(Dataset items)
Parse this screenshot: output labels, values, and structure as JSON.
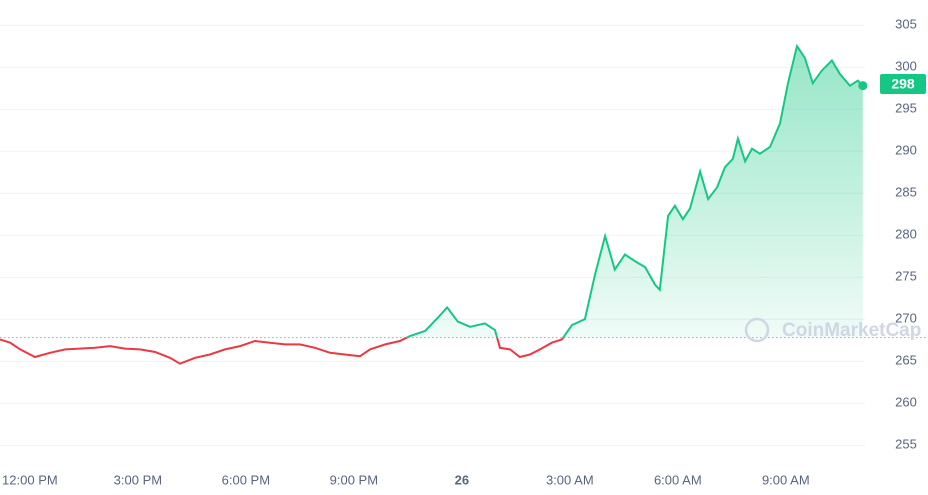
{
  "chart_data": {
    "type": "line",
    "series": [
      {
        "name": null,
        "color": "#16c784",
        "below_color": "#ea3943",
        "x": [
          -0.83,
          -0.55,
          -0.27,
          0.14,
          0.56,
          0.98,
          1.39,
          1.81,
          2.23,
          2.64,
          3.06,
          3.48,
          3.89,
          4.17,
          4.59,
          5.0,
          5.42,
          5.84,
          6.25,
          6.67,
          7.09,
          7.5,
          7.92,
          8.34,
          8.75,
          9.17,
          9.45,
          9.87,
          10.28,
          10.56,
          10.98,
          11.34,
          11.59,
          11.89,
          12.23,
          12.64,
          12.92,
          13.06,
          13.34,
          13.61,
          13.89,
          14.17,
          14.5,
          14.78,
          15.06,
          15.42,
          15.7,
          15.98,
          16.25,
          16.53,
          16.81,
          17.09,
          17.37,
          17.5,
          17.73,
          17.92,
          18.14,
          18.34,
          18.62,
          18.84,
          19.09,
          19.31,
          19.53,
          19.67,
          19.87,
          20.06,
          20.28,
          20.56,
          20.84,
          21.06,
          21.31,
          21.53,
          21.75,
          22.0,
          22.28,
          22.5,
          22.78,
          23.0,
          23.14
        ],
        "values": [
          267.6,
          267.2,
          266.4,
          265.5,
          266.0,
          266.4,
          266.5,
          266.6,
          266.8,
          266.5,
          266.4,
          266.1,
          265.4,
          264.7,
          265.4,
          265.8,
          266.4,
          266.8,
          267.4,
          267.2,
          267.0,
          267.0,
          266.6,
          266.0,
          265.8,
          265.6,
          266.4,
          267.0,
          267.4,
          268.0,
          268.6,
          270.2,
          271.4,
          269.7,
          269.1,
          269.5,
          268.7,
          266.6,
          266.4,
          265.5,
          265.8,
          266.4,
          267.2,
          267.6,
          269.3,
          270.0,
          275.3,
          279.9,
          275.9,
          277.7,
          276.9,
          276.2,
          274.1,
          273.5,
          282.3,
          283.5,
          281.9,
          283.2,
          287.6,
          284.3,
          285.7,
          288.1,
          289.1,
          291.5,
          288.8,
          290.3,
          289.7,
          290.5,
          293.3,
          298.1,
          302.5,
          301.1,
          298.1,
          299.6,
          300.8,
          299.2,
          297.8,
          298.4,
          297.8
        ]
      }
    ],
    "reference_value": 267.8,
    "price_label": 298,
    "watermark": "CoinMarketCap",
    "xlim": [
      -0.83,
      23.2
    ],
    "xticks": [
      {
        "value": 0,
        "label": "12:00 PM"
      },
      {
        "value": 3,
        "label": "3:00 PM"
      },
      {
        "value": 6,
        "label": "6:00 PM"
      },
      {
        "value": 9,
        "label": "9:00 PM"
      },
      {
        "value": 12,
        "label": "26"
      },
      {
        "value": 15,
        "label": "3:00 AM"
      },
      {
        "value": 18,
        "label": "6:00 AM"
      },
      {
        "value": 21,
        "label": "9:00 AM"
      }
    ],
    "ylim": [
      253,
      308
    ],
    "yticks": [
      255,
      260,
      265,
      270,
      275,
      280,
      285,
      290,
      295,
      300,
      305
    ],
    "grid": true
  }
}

* * *

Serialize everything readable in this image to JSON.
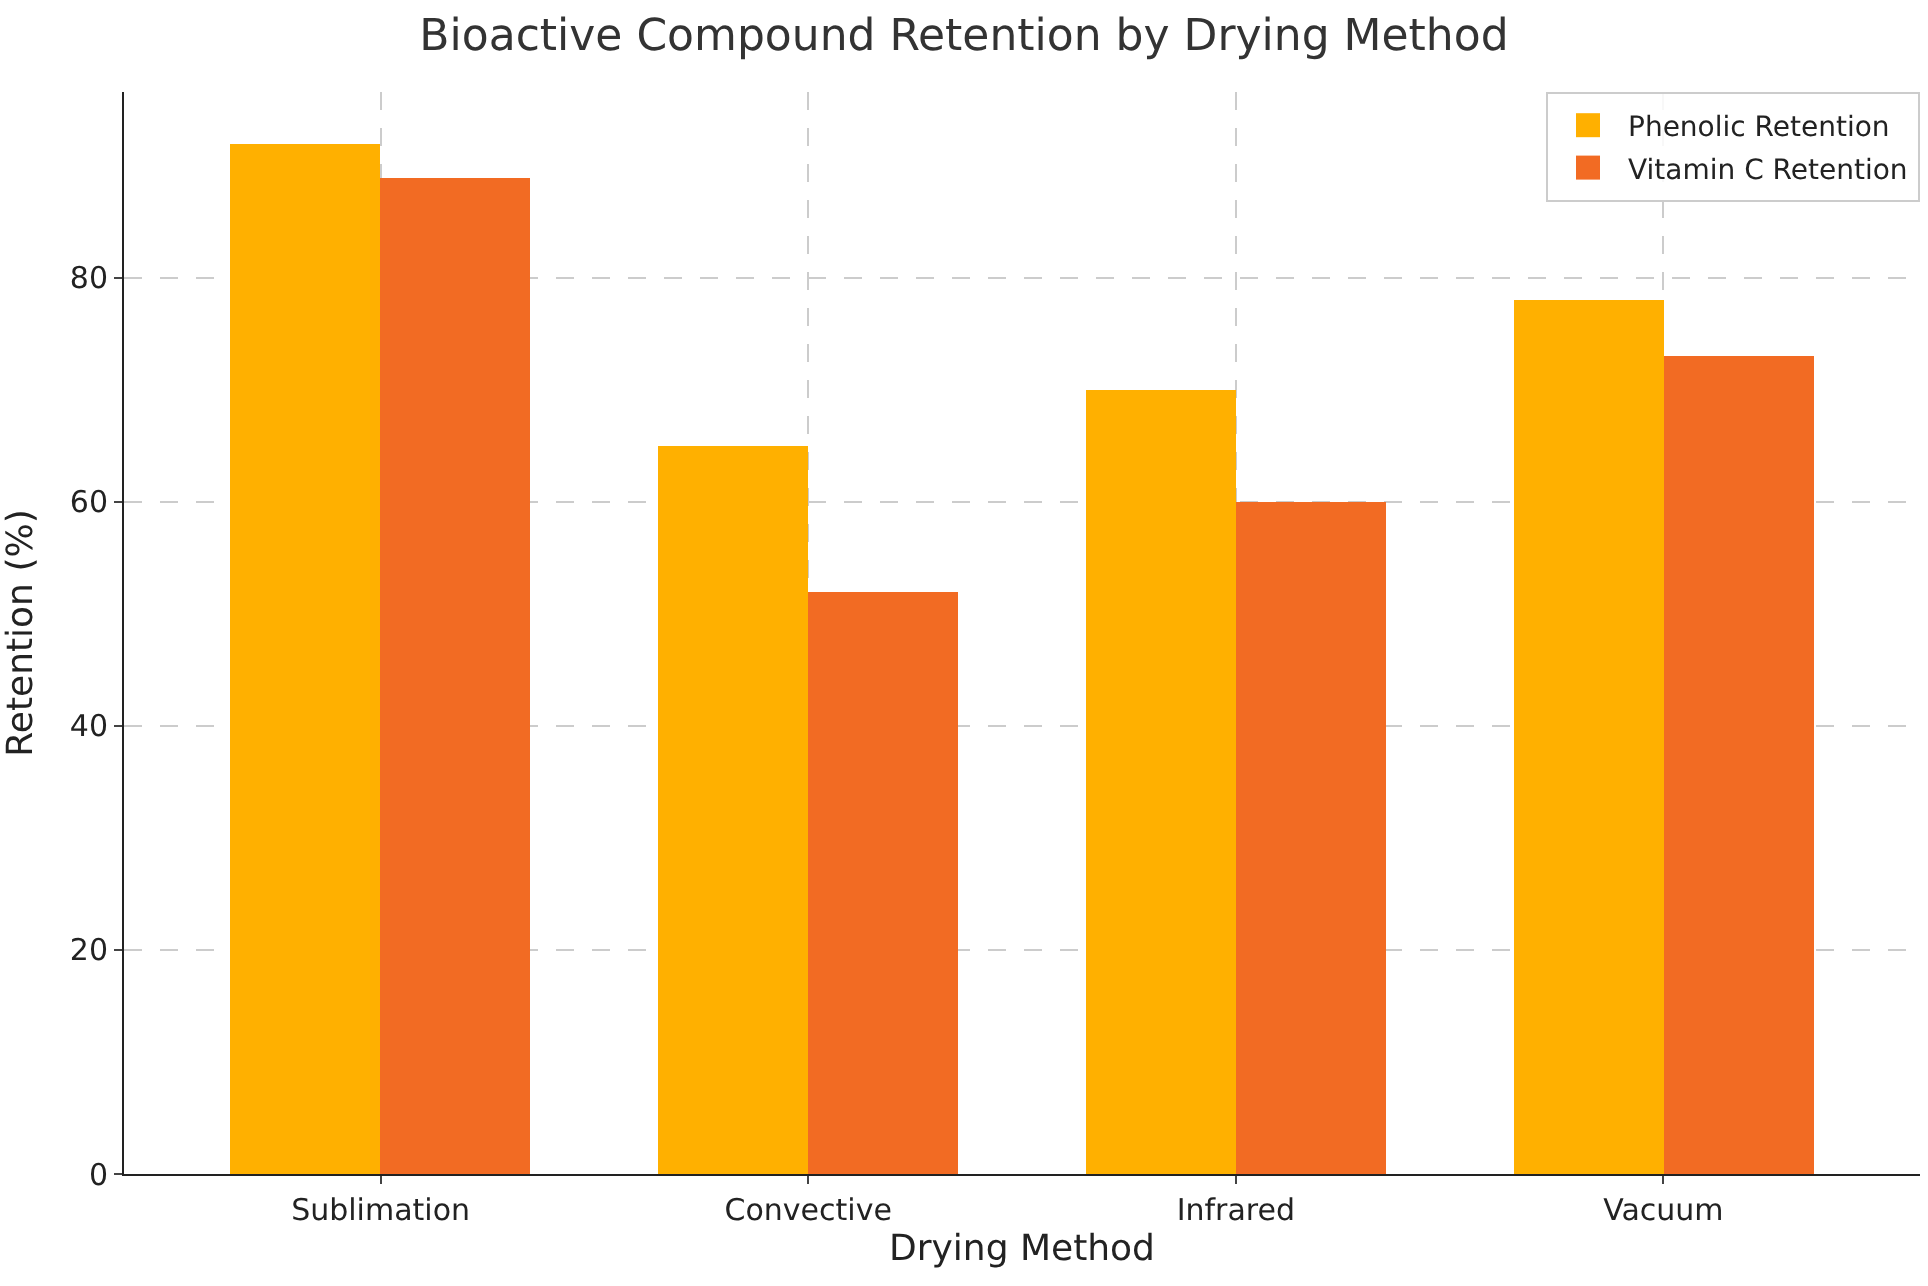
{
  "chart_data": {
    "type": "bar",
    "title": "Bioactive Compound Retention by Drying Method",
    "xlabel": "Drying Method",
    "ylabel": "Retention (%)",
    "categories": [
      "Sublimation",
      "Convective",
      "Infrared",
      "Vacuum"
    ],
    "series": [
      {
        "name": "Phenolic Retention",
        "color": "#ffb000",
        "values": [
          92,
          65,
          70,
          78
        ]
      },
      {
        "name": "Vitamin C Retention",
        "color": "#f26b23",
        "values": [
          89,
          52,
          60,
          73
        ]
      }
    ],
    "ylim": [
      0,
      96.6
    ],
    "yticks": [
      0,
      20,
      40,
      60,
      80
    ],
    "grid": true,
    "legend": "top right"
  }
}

## PROBLEM REQUIREMENTS
Copy out each line of the data where the string "name" appears.

## EXERCISE RESPONSE
        "name": null,
        "name": "Phenolic Retention",
        "name": "Vitamin C Retention",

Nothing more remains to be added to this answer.